§ MATERIAL TO PROCESS:
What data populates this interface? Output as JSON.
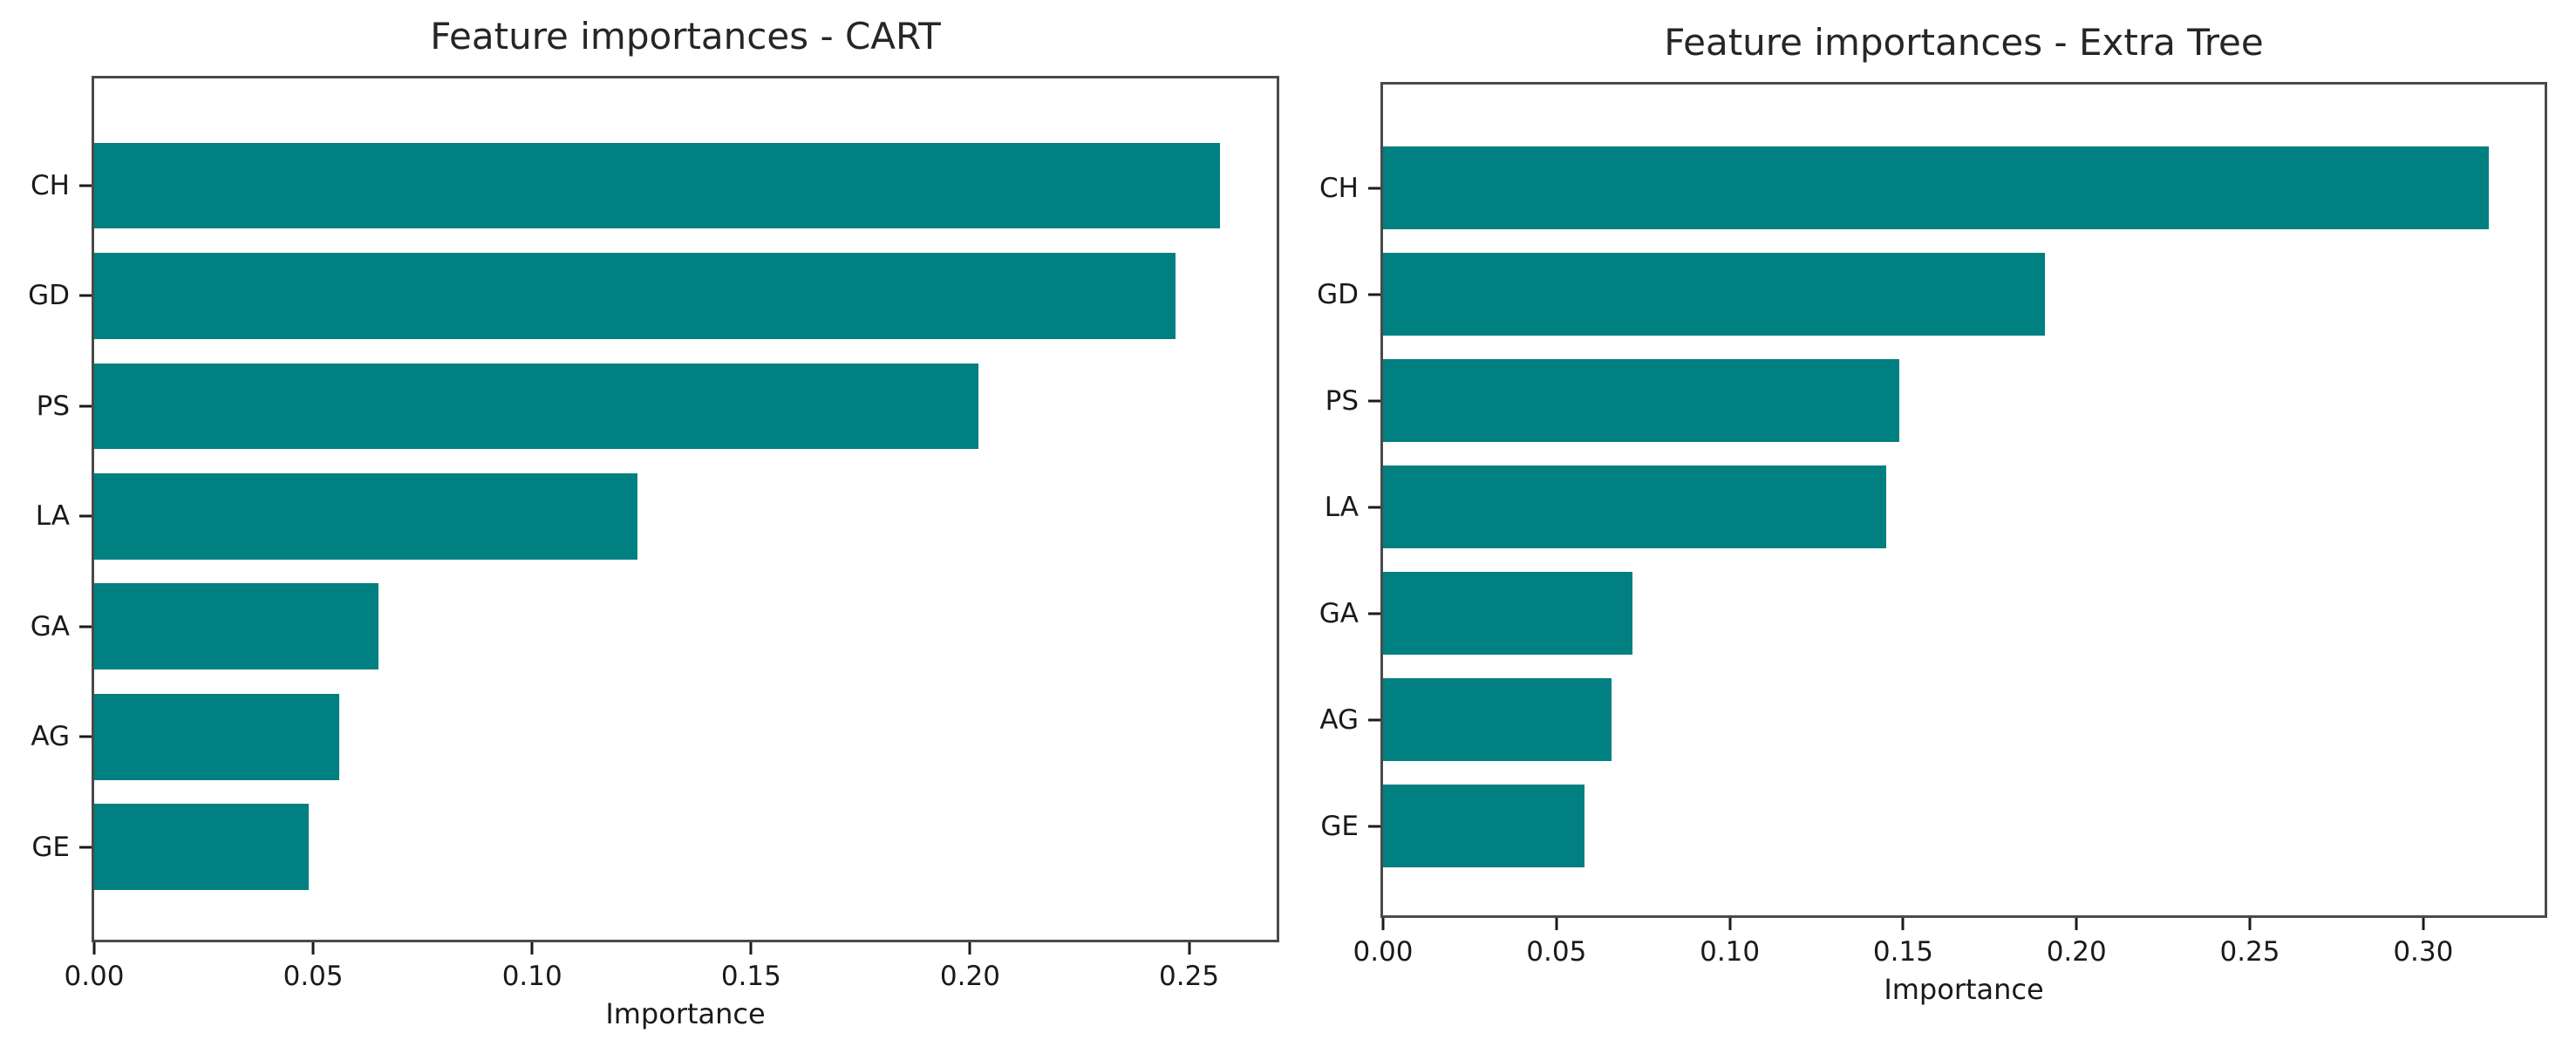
{
  "figure": {
    "background": "#ffffff",
    "bar_color": "#008080",
    "spine_color": "#4a4a4a",
    "text_color": "#1a1a1a"
  },
  "chart_data": [
    {
      "type": "bar",
      "orientation": "horizontal",
      "title": "Feature importances - CART",
      "xlabel": "Importance",
      "ylabel": "",
      "categories": [
        "CH",
        "GD",
        "PS",
        "LA",
        "GA",
        "AG",
        "GE"
      ],
      "values": [
        0.257,
        0.247,
        0.202,
        0.124,
        0.065,
        0.056,
        0.049
      ],
      "xlim": [
        0,
        0.27
      ],
      "xticks": [
        0,
        0.05,
        0.1,
        0.15,
        0.2,
        0.25
      ],
      "grid": false,
      "legend": "none",
      "bar_color": "#008080"
    },
    {
      "type": "bar",
      "orientation": "horizontal",
      "title": "Feature importances - Extra Tree",
      "xlabel": "Importance",
      "ylabel": "",
      "categories": [
        "CH",
        "GD",
        "PS",
        "LA",
        "GA",
        "AG",
        "GE"
      ],
      "values": [
        0.319,
        0.191,
        0.149,
        0.145,
        0.072,
        0.066,
        0.058
      ],
      "xlim": [
        0,
        0.335
      ],
      "xticks": [
        0,
        0.05,
        0.1,
        0.15,
        0.2,
        0.25,
        0.3
      ],
      "grid": false,
      "legend": "none",
      "bar_color": "#008080"
    }
  ]
}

§ TASK GOAL:
Pictures stay out; reproduce every line of the records exactly.

§ RESPONSE TO THIS TASK:
What data populates this interface? Output as JSON.
{
  "figure": {
    "background": "#ffffff",
    "bar_color": "#008080",
    "spine_color": "#4a4a4a",
    "text_color": "#1a1a1a"
  },
  "chart_data": [
    {
      "type": "bar",
      "orientation": "horizontal",
      "title": "Feature importances - CART",
      "xlabel": "Importance",
      "ylabel": "",
      "categories": [
        "CH",
        "GD",
        "PS",
        "LA",
        "GA",
        "AG",
        "GE"
      ],
      "values": [
        0.257,
        0.247,
        0.202,
        0.124,
        0.065,
        0.056,
        0.049
      ],
      "xlim": [
        0,
        0.27
      ],
      "xticks": [
        0,
        0.05,
        0.1,
        0.15,
        0.2,
        0.25
      ],
      "grid": false,
      "legend": "none",
      "bar_color": "#008080"
    },
    {
      "type": "bar",
      "orientation": "horizontal",
      "title": "Feature importances - Extra Tree",
      "xlabel": "Importance",
      "ylabel": "",
      "categories": [
        "CH",
        "GD",
        "PS",
        "LA",
        "GA",
        "AG",
        "GE"
      ],
      "values": [
        0.319,
        0.191,
        0.149,
        0.145,
        0.072,
        0.066,
        0.058
      ],
      "xlim": [
        0,
        0.335
      ],
      "xticks": [
        0,
        0.05,
        0.1,
        0.15,
        0.2,
        0.25,
        0.3
      ],
      "grid": false,
      "legend": "none",
      "bar_color": "#008080"
    }
  ]
}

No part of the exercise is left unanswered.